> _WHAT THE EXERCISE ASKS_:
Write out the data again in full, exactly as it reads.

> _INPUT RECORDS_:
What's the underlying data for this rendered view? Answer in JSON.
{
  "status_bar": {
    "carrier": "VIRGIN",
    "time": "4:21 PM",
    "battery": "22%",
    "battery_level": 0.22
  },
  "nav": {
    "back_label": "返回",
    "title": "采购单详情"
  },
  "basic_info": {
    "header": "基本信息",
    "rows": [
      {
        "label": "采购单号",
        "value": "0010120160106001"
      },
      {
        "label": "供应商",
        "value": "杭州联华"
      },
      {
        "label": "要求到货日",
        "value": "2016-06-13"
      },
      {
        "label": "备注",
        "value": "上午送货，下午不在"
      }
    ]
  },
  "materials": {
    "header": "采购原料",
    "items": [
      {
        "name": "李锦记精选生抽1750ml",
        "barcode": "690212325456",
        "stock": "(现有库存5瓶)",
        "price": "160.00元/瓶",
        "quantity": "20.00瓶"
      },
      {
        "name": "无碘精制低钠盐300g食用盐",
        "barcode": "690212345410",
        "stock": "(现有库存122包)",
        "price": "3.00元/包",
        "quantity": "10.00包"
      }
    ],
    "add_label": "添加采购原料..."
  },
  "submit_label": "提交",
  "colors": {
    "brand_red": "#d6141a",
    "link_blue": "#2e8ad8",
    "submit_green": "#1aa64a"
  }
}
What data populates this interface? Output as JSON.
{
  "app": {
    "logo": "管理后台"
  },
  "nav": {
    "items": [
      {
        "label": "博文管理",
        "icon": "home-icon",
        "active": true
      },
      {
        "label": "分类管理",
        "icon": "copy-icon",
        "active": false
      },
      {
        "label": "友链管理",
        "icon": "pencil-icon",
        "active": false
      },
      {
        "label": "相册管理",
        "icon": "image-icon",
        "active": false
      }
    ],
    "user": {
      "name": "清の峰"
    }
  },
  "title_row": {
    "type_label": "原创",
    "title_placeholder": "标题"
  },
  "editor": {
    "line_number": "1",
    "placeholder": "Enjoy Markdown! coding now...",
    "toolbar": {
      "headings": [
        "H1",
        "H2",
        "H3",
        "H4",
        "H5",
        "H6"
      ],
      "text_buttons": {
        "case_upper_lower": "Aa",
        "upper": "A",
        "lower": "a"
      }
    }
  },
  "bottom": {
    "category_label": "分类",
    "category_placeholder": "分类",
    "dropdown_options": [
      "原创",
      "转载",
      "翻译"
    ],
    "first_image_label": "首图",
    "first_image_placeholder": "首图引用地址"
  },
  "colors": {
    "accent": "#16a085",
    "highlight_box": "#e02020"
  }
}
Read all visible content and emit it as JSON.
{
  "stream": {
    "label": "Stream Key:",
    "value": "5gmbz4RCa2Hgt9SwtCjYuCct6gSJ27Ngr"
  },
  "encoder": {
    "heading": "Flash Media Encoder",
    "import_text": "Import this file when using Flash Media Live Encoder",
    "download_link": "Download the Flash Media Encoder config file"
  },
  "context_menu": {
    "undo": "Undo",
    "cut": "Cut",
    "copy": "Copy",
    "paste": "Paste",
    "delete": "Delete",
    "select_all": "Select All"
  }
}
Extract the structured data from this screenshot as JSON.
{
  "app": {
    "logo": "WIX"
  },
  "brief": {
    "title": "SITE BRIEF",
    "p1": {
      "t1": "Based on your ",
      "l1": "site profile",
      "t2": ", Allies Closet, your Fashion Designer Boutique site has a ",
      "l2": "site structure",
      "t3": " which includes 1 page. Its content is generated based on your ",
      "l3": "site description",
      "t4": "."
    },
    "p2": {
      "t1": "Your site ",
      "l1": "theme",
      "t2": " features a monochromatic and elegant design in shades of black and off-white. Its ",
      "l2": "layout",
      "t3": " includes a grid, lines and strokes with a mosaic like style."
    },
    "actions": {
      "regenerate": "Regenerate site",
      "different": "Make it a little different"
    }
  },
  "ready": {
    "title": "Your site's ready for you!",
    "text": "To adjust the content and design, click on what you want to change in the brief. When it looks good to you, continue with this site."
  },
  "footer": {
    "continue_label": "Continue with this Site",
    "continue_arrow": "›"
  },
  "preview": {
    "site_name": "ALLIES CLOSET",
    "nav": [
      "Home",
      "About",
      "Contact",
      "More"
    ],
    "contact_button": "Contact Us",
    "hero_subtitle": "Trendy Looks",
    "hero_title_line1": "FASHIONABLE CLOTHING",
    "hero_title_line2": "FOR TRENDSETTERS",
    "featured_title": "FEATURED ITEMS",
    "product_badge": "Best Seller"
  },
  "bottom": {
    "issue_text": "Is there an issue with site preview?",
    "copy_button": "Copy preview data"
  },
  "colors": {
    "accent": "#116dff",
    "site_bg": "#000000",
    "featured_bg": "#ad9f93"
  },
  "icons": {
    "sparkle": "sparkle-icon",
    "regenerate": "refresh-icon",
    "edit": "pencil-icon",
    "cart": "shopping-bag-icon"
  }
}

> _RESPONSE TO THIS EXERCISE_:
What's the underlying data for this rendered view? Answer in JSON.
{
  "status_bar": {
    "carrier": "VIRGIN",
    "time": "4:21 PM",
    "battery": "22%",
    "battery_level": 0.22
  },
  "nav": {
    "back_label": "返回",
    "title": "采购单详情"
  },
  "basic_info": {
    "header": "基本信息",
    "rows": [
      {
        "label": "采购单号",
        "value": "0010120160106001"
      },
      {
        "label": "供应商",
        "value": "杭州联华"
      },
      {
        "label": "要求到货日",
        "value": "2016-06-13"
      },
      {
        "label": "备注",
        "value": "上午送货，下午不在"
      }
    ]
  },
  "materials": {
    "header": "采购原料",
    "items": [
      {
        "name": "李锦记精选生抽1750ml",
        "barcode": "690212325456",
        "stock": "(现有库存5瓶)",
        "price": "160.00元/瓶",
        "quantity": "20.00瓶"
      },
      {
        "name": "无碘精制低钠盐300g食用盐",
        "barcode": "690212345410",
        "stock": "(现有库存122包)",
        "price": "3.00元/包",
        "quantity": "10.00包"
      }
    ],
    "add_label": "添加采购原料..."
  },
  "submit_label": "提交",
  "colors": {
    "brand_red": "#d6141a",
    "link_blue": "#2e8ad8",
    "submit_green": "#1aa64a"
  }
}
What data populates this interface? Output as JSON.
{
  "app": {
    "logo": "管理后台"
  },
  "nav": {
    "items": [
      {
        "label": "博文管理",
        "icon": "home-icon",
        "active": true
      },
      {
        "label": "分类管理",
        "icon": "copy-icon",
        "active": false
      },
      {
        "label": "友链管理",
        "icon": "pencil-icon",
        "active": false
      },
      {
        "label": "相册管理",
        "icon": "image-icon",
        "active": false
      }
    ],
    "user": {
      "name": "清の峰"
    }
  },
  "title_row": {
    "type_label": "原创",
    "title_placeholder": "标题"
  },
  "editor": {
    "line_number": "1",
    "placeholder": "Enjoy Markdown! coding now...",
    "toolbar": {
      "headings": [
        "H1",
        "H2",
        "H3",
        "H4",
        "H5",
        "H6"
      ],
      "text_buttons": {
        "case_upper_lower": "Aa",
        "upper": "A",
        "lower": "a"
      }
    }
  },
  "bottom": {
    "category_label": "分类",
    "category_placeholder": "分类",
    "dropdown_options": [
      "原创",
      "转载",
      "翻译"
    ],
    "first_image_label": "首图",
    "first_image_placeholder": "首图引用地址"
  },
  "colors": {
    "accent": "#16a085",
    "highlight_box": "#e02020"
  }
}
Read all visible content and emit it as JSON.
{
  "stream": {
    "label": "Stream Key:",
    "value": "5gmbz4RCa2Hgt9SwtCjYuCct6gSJ27Ngr"
  },
  "encoder": {
    "heading": "Flash Media Encoder",
    "import_text": "Import this file when using Flash Media Live Encoder",
    "download_link": "Download the Flash Media Encoder config file"
  },
  "context_menu": {
    "undo": "Undo",
    "cut": "Cut",
    "copy": "Copy",
    "paste": "Paste",
    "delete": "Delete",
    "select_all": "Select All"
  }
}
Extract the structured data from this screenshot as JSON.
{
  "app": {
    "logo": "WIX"
  },
  "brief": {
    "title": "SITE BRIEF",
    "p1": {
      "t1": "Based on your ",
      "l1": "site profile",
      "t2": ", Allies Closet, your Fashion Designer Boutique site has a ",
      "l2": "site structure",
      "t3": " which includes 1 page. Its content is generated based on your ",
      "l3": "site description",
      "t4": "."
    },
    "p2": {
      "t1": "Your site ",
      "l1": "theme",
      "t2": " features a monochromatic and elegant design in shades of black and off-white. Its ",
      "l2": "layout",
      "t3": " includes a grid, lines and strokes with a mosaic like style."
    },
    "actions": {
      "regenerate": "Regenerate site",
      "different": "Make it a little different"
    }
  },
  "ready": {
    "title": "Your site's ready for you!",
    "text": "To adjust the content and design, click on what you want to change in the brief. When it looks good to you, continue with this site."
  },
  "footer": {
    "continue_label": "Continue with this Site",
    "continue_arrow": "›"
  },
  "preview": {
    "site_name": "ALLIES CLOSET",
    "nav": [
      "Home",
      "About",
      "Contact",
      "More"
    ],
    "contact_button": "Contact Us",
    "hero_subtitle": "Trendy Looks",
    "hero_title_line1": "FASHIONABLE CLOTHING",
    "hero_title_line2": "FOR TRENDSETTERS",
    "featured_title": "FEATURED ITEMS",
    "product_badge": "Best Seller"
  },
  "bottom": {
    "issue_text": "Is there an issue with site preview?",
    "copy_button": "Copy preview data"
  },
  "colors": {
    "accent": "#116dff",
    "site_bg": "#000000",
    "featured_bg": "#ad9f93"
  },
  "icons": {
    "sparkle": "sparkle-icon",
    "regenerate": "refresh-icon",
    "edit": "pencil-icon",
    "cart": "shopping-bag-icon"
  }
}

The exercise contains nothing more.